_What is expected_:
Search the listing below for the string "dire" and show each line that contains it.

Stored records
• • • • • • •
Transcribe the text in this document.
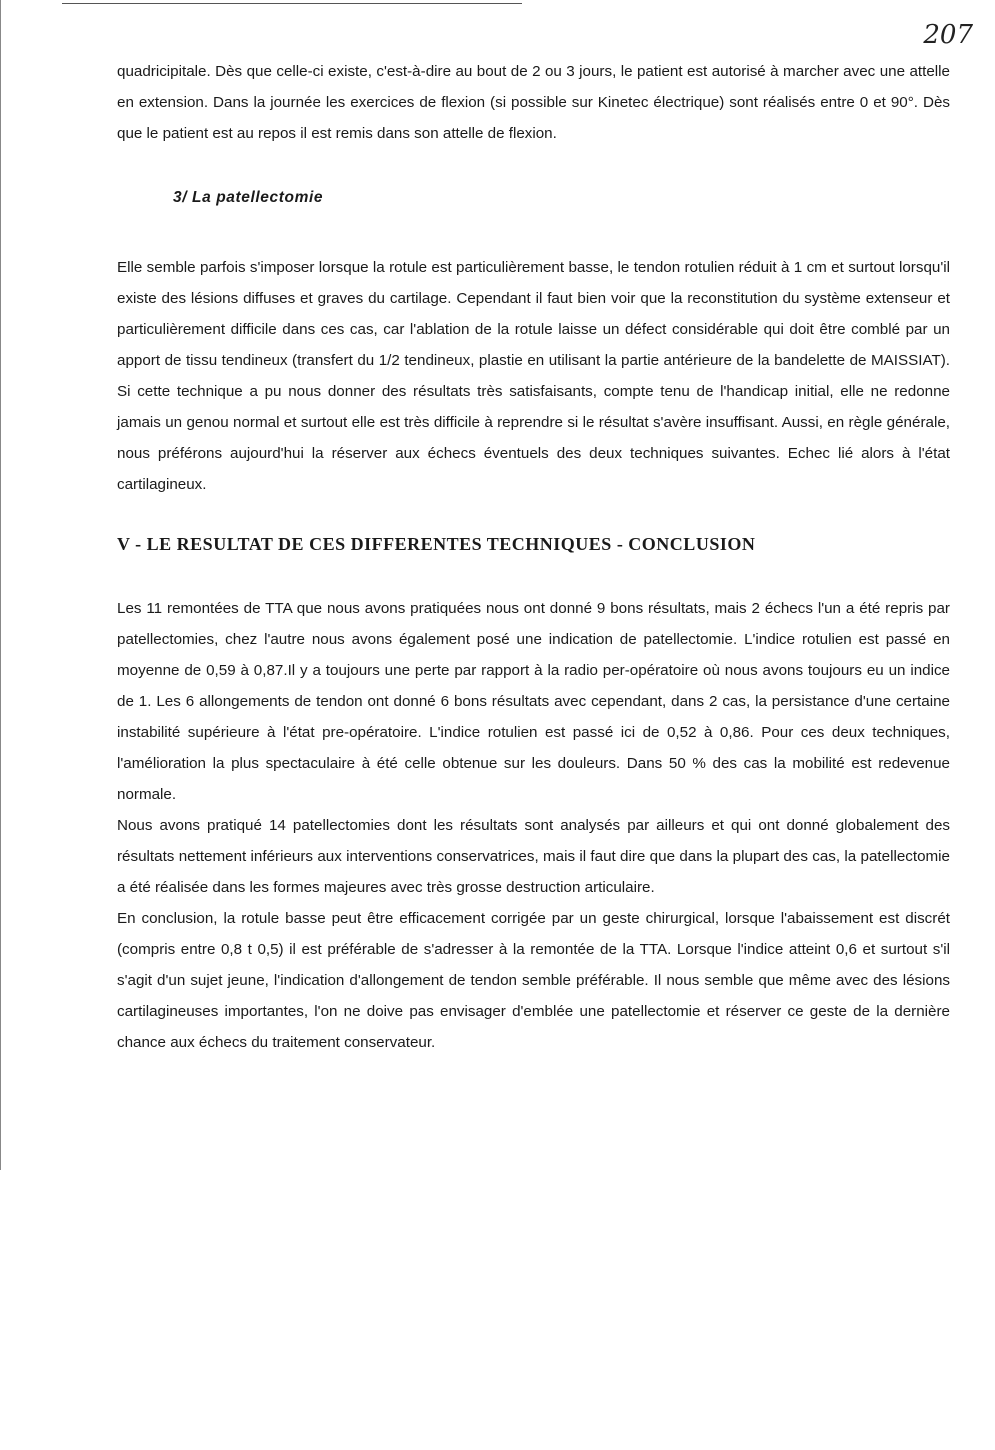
207

quadricipitale. Dès que celle-ci existe, c'est-à-dire au bout de 2 ou 3 jours, le patient est autorisé à marcher avec une attelle en extension. Dans la journée les exercices de flexion (si possible sur Kinetec électrique) sont réalisés entre 0 et 90°. Dès que le patient est au repos il est remis dans son attelle de flexion.

3/ La patellectomie

Elle semble parfois s'imposer lorsque la rotule est particulièrement basse, le tendon rotulien réduit à 1 cm et surtout lorsqu'il existe des lésions diffuses et graves du cartilage. Cependant il faut bien voir que la reconstitution du système extenseur et particulièrement difficile dans ces cas, car l'ablation de la rotule laisse un défect considérable qui doit être comblé par un apport de tissu tendineux (transfert du 1/2 tendineux, plastie en utilisant la partie antérieure de la bandelette de MAISSIAT). Si cette technique a pu nous donner des résultats très satisfaisants, compte tenu de l'handicap initial, elle ne redonne jamais un genou normal et surtout elle est très difficile à reprendre si le résultat s'avère insuffisant. Aussi, en règle générale, nous préférons aujourd'hui la réserver aux échecs éventuels des deux techniques suivantes. Echec lié alors à l'état cartilagineux.

V - LE RESULTAT DE CES DIFFERENTES TECHNIQUES - CONCLUSION

Les 11 remontées de TTA que nous avons pratiquées nous ont donné 9 bons résultats, mais 2 échecs l'un a été repris par patellectomies, chez l'autre nous avons également posé une indication de patellectomie. L'indice rotulien est passé en moyenne de 0,59 à 0,87.Il y a toujours une perte par rapport à la radio per-opératoire où nous avons toujours eu un indice de 1. Les 6 allongements de tendon ont donné 6 bons résultats avec cependant, dans 2 cas, la persistance d'une certaine instabilité supérieure à l'état pre-opératoire. L'indice rotulien est passé ici de 0,52 à 0,86. Pour ces deux techniques, l'amélioration la plus spectaculaire à été celle obtenue sur les douleurs. Dans 50 % des cas la mobilité est redevenue normale.

Nous avons pratiqué 14 patellectomies dont les résultats sont analysés par ailleurs et qui ont donné globalement des résultats nettement inférieurs aux interventions conservatrices, mais il faut dire que dans la plupart des cas, la patellectomie a été réalisée dans les formes majeures avec très grosse destruction articulaire.

En conclusion, la rotule basse peut être efficacement corrigée par un geste chirurgical, lorsque l'abaissement est discrét (compris entre 0,8 t 0,5) il est préférable de s'adresser à la remontée de la TTA. Lorsque l'indice atteint 0,6 et surtout s'il s'agit d'un sujet jeune, l'indication d'allongement de tendon semble préférable. Il nous semble que même avec des lésions cartilagineuses importantes, l'on ne doive pas envisager d'emblée une patellectomie et réserver ce geste de la dernière chance aux échecs du traitement conservateur.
• • • • • • •
_Full solution_:
quadricipitale. Dès que celle-ci existe, c'est-à-dire au bout de 2 ou 3 jours, le patient est autorisé à marcher avec une attelle en extension. Dans la journée les exercices de flexion (si possible sur Kinetec électrique) sont réalisés entre 0 et 90°. Dès que le patient est au repos il est remis dans son attelle de flexion.
Nous avons pratiqué 14 patellectomies dont les résultats sont analysés par ailleurs et qui ont donné globalement des résultats nettement inférieurs aux interventions conservatrices, mais il faut dire que dans la plupart des cas, la patellectomie a été réalisée dans les formes majeures avec très grosse destruction articulaire.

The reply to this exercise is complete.